To be done:
Copy each line exactly. Leave nothing out.

Exercise material:

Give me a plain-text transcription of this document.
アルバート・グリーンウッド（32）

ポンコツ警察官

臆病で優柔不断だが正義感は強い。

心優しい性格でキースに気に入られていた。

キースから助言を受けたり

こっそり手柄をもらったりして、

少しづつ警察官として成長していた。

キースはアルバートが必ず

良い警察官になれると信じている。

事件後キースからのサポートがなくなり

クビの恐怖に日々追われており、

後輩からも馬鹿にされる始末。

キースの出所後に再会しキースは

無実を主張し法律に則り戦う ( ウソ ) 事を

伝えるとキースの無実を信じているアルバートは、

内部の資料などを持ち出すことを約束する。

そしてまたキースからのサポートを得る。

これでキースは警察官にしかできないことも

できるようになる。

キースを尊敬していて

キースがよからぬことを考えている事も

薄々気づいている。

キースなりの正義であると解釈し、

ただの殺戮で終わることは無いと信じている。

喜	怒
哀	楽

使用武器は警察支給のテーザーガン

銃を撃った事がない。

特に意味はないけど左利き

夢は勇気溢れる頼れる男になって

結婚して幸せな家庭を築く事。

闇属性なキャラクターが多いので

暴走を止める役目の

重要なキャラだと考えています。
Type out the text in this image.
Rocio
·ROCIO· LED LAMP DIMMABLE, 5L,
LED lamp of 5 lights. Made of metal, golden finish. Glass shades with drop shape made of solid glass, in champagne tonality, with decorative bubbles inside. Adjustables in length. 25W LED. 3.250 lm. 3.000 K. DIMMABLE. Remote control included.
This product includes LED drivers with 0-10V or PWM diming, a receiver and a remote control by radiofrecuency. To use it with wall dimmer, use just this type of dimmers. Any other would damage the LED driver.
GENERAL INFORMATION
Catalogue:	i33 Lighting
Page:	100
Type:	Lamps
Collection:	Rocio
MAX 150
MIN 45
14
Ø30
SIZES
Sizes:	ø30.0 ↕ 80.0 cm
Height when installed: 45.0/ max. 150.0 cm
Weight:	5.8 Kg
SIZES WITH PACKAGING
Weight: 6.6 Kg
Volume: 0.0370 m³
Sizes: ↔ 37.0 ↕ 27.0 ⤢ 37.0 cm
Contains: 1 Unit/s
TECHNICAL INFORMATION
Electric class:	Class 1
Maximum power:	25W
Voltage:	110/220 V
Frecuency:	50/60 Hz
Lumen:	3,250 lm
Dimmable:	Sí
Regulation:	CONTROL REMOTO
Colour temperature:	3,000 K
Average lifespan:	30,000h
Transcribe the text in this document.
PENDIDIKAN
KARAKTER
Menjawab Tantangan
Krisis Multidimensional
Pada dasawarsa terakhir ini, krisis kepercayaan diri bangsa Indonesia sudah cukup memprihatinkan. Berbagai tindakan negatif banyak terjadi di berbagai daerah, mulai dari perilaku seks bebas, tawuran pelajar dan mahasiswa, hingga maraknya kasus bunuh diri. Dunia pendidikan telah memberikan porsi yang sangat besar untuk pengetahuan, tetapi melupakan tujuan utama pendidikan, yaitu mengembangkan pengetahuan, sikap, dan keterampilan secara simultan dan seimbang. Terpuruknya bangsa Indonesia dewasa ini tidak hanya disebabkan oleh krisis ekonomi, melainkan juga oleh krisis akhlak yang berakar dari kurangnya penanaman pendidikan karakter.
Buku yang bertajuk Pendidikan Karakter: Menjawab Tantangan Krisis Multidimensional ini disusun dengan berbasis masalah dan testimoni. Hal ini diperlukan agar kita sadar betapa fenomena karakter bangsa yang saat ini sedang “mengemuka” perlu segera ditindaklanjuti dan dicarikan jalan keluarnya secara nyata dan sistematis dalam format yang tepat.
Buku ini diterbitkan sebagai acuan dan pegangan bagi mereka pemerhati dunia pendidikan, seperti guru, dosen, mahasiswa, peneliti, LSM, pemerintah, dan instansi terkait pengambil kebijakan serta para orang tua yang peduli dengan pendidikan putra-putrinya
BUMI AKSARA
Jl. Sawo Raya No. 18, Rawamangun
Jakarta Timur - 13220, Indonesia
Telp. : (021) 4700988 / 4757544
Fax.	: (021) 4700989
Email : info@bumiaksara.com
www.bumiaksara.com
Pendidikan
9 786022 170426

Result for this exercise:
Give me a plain-text transcription of this document.
アルバート・グリーンウッド（32）

ポンコツ警察官

臆病で優柔不断だが正義感は強い。

心優しい性格でキースに気に入られていた。

キースから助言を受けたり

こっそり手柄をもらったりして、

少しづつ警察官として成長していた。

キースはアルバートが必ず

良い警察官になれると信じている。

事件後キースからのサポートがなくなり

クビの恐怖に日々追われており、

後輩からも馬鹿にされる始末。

キースの出所後に再会しキースは

無実を主張し法律に則り戦う ( ウソ ) 事を

伝えるとキースの無実を信じているアルバートは、

内部の資料などを持ち出すことを約束する。

そしてまたキースからのサポートを得る。

これでキースは警察官にしかできないことも

できるようになる。

キースを尊敬していて

キースがよからぬことを考えている事も

薄々気づいている。

キースなりの正義であると解釈し、

ただの殺戮で終わることは無いと信じている。

喜	怒
哀	楽

使用武器は警察支給のテーザーガン

銃を撃った事がない。

特に意味はないけど左利き

夢は勇気溢れる頼れる男になって

結婚して幸せな家庭を築く事。

闇属性なキャラクターが多いので

暴走を止める役目の

重要なキャラだと考えています。
Type out the text in this image.
Rocio
·ROCIO· LED LAMP DIMMABLE, 5L,
LED lamp of 5 lights. Made of metal, golden finish. Glass shades with drop shape made of solid glass, in champagne tonality, with decorative bubbles inside. Adjustables in length. 25W LED. 3.250 lm. 3.000 K. DIMMABLE. Remote control included.
This product includes LED drivers with 0-10V or PWM diming, a receiver and a remote control by radiofrecuency. To use it with wall dimmer, use just this type of dimmers. Any other would damage the LED driver.
GENERAL INFORMATION
Catalogue:	i33 Lighting
Page:	100
Type:	Lamps
Collection:	Rocio
MAX 150
MIN 45
14
Ø30
SIZES
Sizes:	ø30.0 ↕ 80.0 cm
Height when installed: 45.0/ max. 150.0 cm
Weight:	5.8 Kg
SIZES WITH PACKAGING
Weight: 6.6 Kg
Volume: 0.0370 m³
Sizes: ↔ 37.0 ↕ 27.0 ⤢ 37.0 cm
Contains: 1 Unit/s
TECHNICAL INFORMATION
Electric class:	Class 1
Maximum power:	25W
Voltage:	110/220 V
Frecuency:	50/60 Hz
Lumen:	3,250 lm
Dimmable:	Sí
Regulation:	CONTROL REMOTO
Colour temperature:	3,000 K
Average lifespan:	30,000h
Transcribe the text in this document.
PENDIDIKAN
KARAKTER
Menjawab Tantangan
Krisis Multidimensional
Pada dasawarsa terakhir ini, krisis kepercayaan diri bangsa Indonesia sudah cukup memprihatinkan. Berbagai tindakan negatif banyak terjadi di berbagai daerah, mulai dari perilaku seks bebas, tawuran pelajar dan mahasiswa, hingga maraknya kasus bunuh diri. Dunia pendidikan telah memberikan porsi yang sangat besar untuk pengetahuan, tetapi melupakan tujuan utama pendidikan, yaitu mengembangkan pengetahuan, sikap, dan keterampilan secara simultan dan seimbang. Terpuruknya bangsa Indonesia dewasa ini tidak hanya disebabkan oleh krisis ekonomi, melainkan juga oleh krisis akhlak yang berakar dari kurangnya penanaman pendidikan karakter.
Buku yang bertajuk Pendidikan Karakter: Menjawab Tantangan Krisis Multidimensional ini disusun dengan berbasis masalah dan testimoni. Hal ini diperlukan agar kita sadar betapa fenomena karakter bangsa yang saat ini sedang “mengemuka” perlu segera ditindaklanjuti dan dicarikan jalan keluarnya secara nyata dan sistematis dalam format yang tepat.
Buku ini diterbitkan sebagai acuan dan pegangan bagi mereka pemerhati dunia pendidikan, seperti guru, dosen, mahasiswa, peneliti, LSM, pemerintah, dan instansi terkait pengambil kebijakan serta para orang tua yang peduli dengan pendidikan putra-putrinya
BUMI AKSARA
Jl. Sawo Raya No. 18, Rawamangun
Jakarta Timur - 13220, Indonesia
Telp. : (021) 4700988 / 4757544
Fax.	: (021) 4700989
Email : info@bumiaksara.com
www.bumiaksara.com
Pendidikan
9 786022 170426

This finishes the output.